— BEGIN MATERIALS PROVIDED —

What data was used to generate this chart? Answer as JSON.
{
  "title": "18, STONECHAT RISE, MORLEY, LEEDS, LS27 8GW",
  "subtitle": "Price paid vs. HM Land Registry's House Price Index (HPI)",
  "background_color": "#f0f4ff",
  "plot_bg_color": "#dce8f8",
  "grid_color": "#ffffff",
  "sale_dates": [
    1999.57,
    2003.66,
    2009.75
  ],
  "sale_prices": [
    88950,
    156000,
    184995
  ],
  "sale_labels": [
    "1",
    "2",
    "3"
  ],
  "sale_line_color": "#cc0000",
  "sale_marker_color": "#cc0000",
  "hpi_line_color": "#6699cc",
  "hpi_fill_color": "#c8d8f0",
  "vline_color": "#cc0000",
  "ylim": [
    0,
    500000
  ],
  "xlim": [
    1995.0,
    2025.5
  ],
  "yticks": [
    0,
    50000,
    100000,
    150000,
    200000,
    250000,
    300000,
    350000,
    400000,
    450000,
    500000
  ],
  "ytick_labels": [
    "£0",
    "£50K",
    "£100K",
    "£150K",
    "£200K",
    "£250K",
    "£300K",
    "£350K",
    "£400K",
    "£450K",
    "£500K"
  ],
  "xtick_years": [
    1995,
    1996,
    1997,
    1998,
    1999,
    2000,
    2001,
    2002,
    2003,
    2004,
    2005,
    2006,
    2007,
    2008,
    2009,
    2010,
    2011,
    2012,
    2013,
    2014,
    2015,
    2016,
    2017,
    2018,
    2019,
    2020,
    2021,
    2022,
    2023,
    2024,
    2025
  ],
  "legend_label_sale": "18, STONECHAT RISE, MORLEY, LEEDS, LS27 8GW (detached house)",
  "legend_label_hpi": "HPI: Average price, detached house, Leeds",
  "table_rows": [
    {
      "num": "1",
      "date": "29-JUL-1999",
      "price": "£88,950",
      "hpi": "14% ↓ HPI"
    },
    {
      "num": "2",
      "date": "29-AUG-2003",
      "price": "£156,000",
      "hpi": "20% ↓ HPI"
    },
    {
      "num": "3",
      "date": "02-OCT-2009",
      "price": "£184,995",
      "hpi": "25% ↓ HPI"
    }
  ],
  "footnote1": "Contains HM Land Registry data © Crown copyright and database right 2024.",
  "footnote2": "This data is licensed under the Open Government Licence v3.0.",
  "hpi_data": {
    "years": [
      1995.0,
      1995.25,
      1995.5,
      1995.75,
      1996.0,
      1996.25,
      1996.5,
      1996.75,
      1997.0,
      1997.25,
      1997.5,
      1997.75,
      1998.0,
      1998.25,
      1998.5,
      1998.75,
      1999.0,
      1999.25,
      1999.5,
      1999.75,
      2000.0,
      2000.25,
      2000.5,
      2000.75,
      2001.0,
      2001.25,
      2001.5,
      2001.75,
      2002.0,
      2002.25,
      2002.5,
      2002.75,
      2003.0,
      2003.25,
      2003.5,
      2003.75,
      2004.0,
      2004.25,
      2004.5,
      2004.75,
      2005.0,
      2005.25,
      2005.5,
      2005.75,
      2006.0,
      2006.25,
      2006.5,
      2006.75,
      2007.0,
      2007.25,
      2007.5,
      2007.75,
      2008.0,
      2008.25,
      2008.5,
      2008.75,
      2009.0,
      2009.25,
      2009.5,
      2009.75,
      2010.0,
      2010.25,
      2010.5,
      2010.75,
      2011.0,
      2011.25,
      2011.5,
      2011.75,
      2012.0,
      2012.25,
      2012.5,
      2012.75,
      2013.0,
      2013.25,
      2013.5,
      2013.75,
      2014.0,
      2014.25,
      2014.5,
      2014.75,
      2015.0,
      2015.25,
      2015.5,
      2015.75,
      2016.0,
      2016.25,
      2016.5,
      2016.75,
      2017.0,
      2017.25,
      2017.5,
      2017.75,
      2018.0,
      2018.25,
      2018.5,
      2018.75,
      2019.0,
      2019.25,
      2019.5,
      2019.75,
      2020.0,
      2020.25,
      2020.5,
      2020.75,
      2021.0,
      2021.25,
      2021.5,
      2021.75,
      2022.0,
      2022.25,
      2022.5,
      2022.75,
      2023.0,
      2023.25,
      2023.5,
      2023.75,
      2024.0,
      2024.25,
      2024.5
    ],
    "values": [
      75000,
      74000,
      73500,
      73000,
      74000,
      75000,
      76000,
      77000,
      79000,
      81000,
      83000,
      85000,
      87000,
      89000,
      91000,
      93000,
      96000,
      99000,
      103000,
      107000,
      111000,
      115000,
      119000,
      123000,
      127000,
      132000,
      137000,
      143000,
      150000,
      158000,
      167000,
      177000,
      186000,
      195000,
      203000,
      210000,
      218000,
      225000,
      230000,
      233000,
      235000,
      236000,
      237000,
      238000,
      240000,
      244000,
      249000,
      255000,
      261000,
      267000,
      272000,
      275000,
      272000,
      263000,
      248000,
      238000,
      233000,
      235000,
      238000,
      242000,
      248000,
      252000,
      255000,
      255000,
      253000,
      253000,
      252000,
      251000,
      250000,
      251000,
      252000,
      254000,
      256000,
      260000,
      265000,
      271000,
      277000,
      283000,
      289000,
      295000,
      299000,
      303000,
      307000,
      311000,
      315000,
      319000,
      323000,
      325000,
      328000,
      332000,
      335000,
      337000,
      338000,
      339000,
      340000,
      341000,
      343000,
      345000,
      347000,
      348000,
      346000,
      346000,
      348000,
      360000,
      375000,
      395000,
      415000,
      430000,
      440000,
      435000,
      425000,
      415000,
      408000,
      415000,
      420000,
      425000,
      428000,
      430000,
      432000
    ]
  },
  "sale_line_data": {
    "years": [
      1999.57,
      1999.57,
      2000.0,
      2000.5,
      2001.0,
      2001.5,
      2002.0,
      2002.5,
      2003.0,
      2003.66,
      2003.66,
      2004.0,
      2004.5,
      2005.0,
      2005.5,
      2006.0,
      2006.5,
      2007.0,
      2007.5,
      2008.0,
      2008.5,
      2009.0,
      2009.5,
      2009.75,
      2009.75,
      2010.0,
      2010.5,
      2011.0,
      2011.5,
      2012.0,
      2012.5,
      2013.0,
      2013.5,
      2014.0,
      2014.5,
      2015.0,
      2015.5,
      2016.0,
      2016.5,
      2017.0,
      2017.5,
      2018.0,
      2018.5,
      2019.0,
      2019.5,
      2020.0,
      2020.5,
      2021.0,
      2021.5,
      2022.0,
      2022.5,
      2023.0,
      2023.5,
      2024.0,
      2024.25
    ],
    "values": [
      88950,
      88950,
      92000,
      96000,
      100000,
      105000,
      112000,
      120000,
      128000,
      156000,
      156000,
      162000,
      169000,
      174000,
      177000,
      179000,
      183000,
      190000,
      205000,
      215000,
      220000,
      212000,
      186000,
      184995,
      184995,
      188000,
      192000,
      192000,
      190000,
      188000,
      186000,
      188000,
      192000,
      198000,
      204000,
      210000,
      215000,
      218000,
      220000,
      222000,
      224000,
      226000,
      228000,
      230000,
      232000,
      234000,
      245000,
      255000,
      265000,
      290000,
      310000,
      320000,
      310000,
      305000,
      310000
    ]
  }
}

— END MATERIALS PROVIDED —

■ TASK DESCRIPTION
Return all of the entries word for word.

■ ANSWER TO THIS PROBLEM
What data was used to generate this chart? Answer as JSON.
{
  "title": "18, STONECHAT RISE, MORLEY, LEEDS, LS27 8GW",
  "subtitle": "Price paid vs. HM Land Registry's House Price Index (HPI)",
  "background_color": "#f0f4ff",
  "plot_bg_color": "#dce8f8",
  "grid_color": "#ffffff",
  "sale_dates": [
    1999.57,
    2003.66,
    2009.75
  ],
  "sale_prices": [
    88950,
    156000,
    184995
  ],
  "sale_labels": [
    "1",
    "2",
    "3"
  ],
  "sale_line_color": "#cc0000",
  "sale_marker_color": "#cc0000",
  "hpi_line_color": "#6699cc",
  "hpi_fill_color": "#c8d8f0",
  "vline_color": "#cc0000",
  "ylim": [
    0,
    500000
  ],
  "xlim": [
    1995.0,
    2025.5
  ],
  "yticks": [
    0,
    50000,
    100000,
    150000,
    200000,
    250000,
    300000,
    350000,
    400000,
    450000,
    500000
  ],
  "ytick_labels": [
    "£0",
    "£50K",
    "£100K",
    "£150K",
    "£200K",
    "£250K",
    "£300K",
    "£350K",
    "£400K",
    "£450K",
    "£500K"
  ],
  "xtick_years": [
    1995,
    1996,
    1997,
    1998,
    1999,
    2000,
    2001,
    2002,
    2003,
    2004,
    2005,
    2006,
    2007,
    2008,
    2009,
    2010,
    2011,
    2012,
    2013,
    2014,
    2015,
    2016,
    2017,
    2018,
    2019,
    2020,
    2021,
    2022,
    2023,
    2024,
    2025
  ],
  "legend_label_sale": "18, STONECHAT RISE, MORLEY, LEEDS, LS27 8GW (detached house)",
  "legend_label_hpi": "HPI: Average price, detached house, Leeds",
  "table_rows": [
    {
      "num": "1",
      "date": "29-JUL-1999",
      "price": "£88,950",
      "hpi": "14% ↓ HPI"
    },
    {
      "num": "2",
      "date": "29-AUG-2003",
      "price": "£156,000",
      "hpi": "20% ↓ HPI"
    },
    {
      "num": "3",
      "date": "02-OCT-2009",
      "price": "£184,995",
      "hpi": "25% ↓ HPI"
    }
  ],
  "footnote1": "Contains HM Land Registry data © Crown copyright and database right 2024.",
  "footnote2": "This data is licensed under the Open Government Licence v3.0.",
  "hpi_data": {
    "years": [
      1995.0,
      1995.25,
      1995.5,
      1995.75,
      1996.0,
      1996.25,
      1996.5,
      1996.75,
      1997.0,
      1997.25,
      1997.5,
      1997.75,
      1998.0,
      1998.25,
      1998.5,
      1998.75,
      1999.0,
      1999.25,
      1999.5,
      1999.75,
      2000.0,
      2000.25,
      2000.5,
      2000.75,
      2001.0,
      2001.25,
      2001.5,
      2001.75,
      2002.0,
      2002.25,
      2002.5,
      2002.75,
      2003.0,
      2003.25,
      2003.5,
      2003.75,
      2004.0,
      2004.25,
      2004.5,
      2004.75,
      2005.0,
      2005.25,
      2005.5,
      2005.75,
      2006.0,
      2006.25,
      2006.5,
      2006.75,
      2007.0,
      2007.25,
      2007.5,
      2007.75,
      2008.0,
      2008.25,
      2008.5,
      2008.75,
      2009.0,
      2009.25,
      2009.5,
      2009.75,
      2010.0,
      2010.25,
      2010.5,
      2010.75,
      2011.0,
      2011.25,
      2011.5,
      2011.75,
      2012.0,
      2012.25,
      2012.5,
      2012.75,
      2013.0,
      2013.25,
      2013.5,
      2013.75,
      2014.0,
      2014.25,
      2014.5,
      2014.75,
      2015.0,
      2015.25,
      2015.5,
      2015.75,
      2016.0,
      2016.25,
      2016.5,
      2016.75,
      2017.0,
      2017.25,
      2017.5,
      2017.75,
      2018.0,
      2018.25,
      2018.5,
      2018.75,
      2019.0,
      2019.25,
      2019.5,
      2019.75,
      2020.0,
      2020.25,
      2020.5,
      2020.75,
      2021.0,
      2021.25,
      2021.5,
      2021.75,
      2022.0,
      2022.25,
      2022.5,
      2022.75,
      2023.0,
      2023.25,
      2023.5,
      2023.75,
      2024.0,
      2024.25,
      2024.5
    ],
    "values": [
      75000,
      74000,
      73500,
      73000,
      74000,
      75000,
      76000,
      77000,
      79000,
      81000,
      83000,
      85000,
      87000,
      89000,
      91000,
      93000,
      96000,
      99000,
      103000,
      107000,
      111000,
      115000,
      119000,
      123000,
      127000,
      132000,
      137000,
      143000,
      150000,
      158000,
      167000,
      177000,
      186000,
      195000,
      203000,
      210000,
      218000,
      225000,
      230000,
      233000,
      235000,
      236000,
      237000,
      238000,
      240000,
      244000,
      249000,
      255000,
      261000,
      267000,
      272000,
      275000,
      272000,
      263000,
      248000,
      238000,
      233000,
      235000,
      238000,
      242000,
      248000,
      252000,
      255000,
      255000,
      253000,
      253000,
      252000,
      251000,
      250000,
      251000,
      252000,
      254000,
      256000,
      260000,
      265000,
      271000,
      277000,
      283000,
      289000,
      295000,
      299000,
      303000,
      307000,
      311000,
      315000,
      319000,
      323000,
      325000,
      328000,
      332000,
      335000,
      337000,
      338000,
      339000,
      340000,
      341000,
      343000,
      345000,
      347000,
      348000,
      346000,
      346000,
      348000,
      360000,
      375000,
      395000,
      415000,
      430000,
      440000,
      435000,
      425000,
      415000,
      408000,
      415000,
      420000,
      425000,
      428000,
      430000,
      432000
    ]
  },
  "sale_line_data": {
    "years": [
      1999.57,
      1999.57,
      2000.0,
      2000.5,
      2001.0,
      2001.5,
      2002.0,
      2002.5,
      2003.0,
      2003.66,
      2003.66,
      2004.0,
      2004.5,
      2005.0,
      2005.5,
      2006.0,
      2006.5,
      2007.0,
      2007.5,
      2008.0,
      2008.5,
      2009.0,
      2009.5,
      2009.75,
      2009.75,
      2010.0,
      2010.5,
      2011.0,
      2011.5,
      2012.0,
      2012.5,
      2013.0,
      2013.5,
      2014.0,
      2014.5,
      2015.0,
      2015.5,
      2016.0,
      2016.5,
      2017.0,
      2017.5,
      2018.0,
      2018.5,
      2019.0,
      2019.5,
      2020.0,
      2020.5,
      2021.0,
      2021.5,
      2022.0,
      2022.5,
      2023.0,
      2023.5,
      2024.0,
      2024.25
    ],
    "values": [
      88950,
      88950,
      92000,
      96000,
      100000,
      105000,
      112000,
      120000,
      128000,
      156000,
      156000,
      162000,
      169000,
      174000,
      177000,
      179000,
      183000,
      190000,
      205000,
      215000,
      220000,
      212000,
      186000,
      184995,
      184995,
      188000,
      192000,
      192000,
      190000,
      188000,
      186000,
      188000,
      192000,
      198000,
      204000,
      210000,
      215000,
      218000,
      220000,
      222000,
      224000,
      226000,
      228000,
      230000,
      232000,
      234000,
      245000,
      255000,
      265000,
      290000,
      310000,
      320000,
      310000,
      305000,
      310000
    ]
  }
}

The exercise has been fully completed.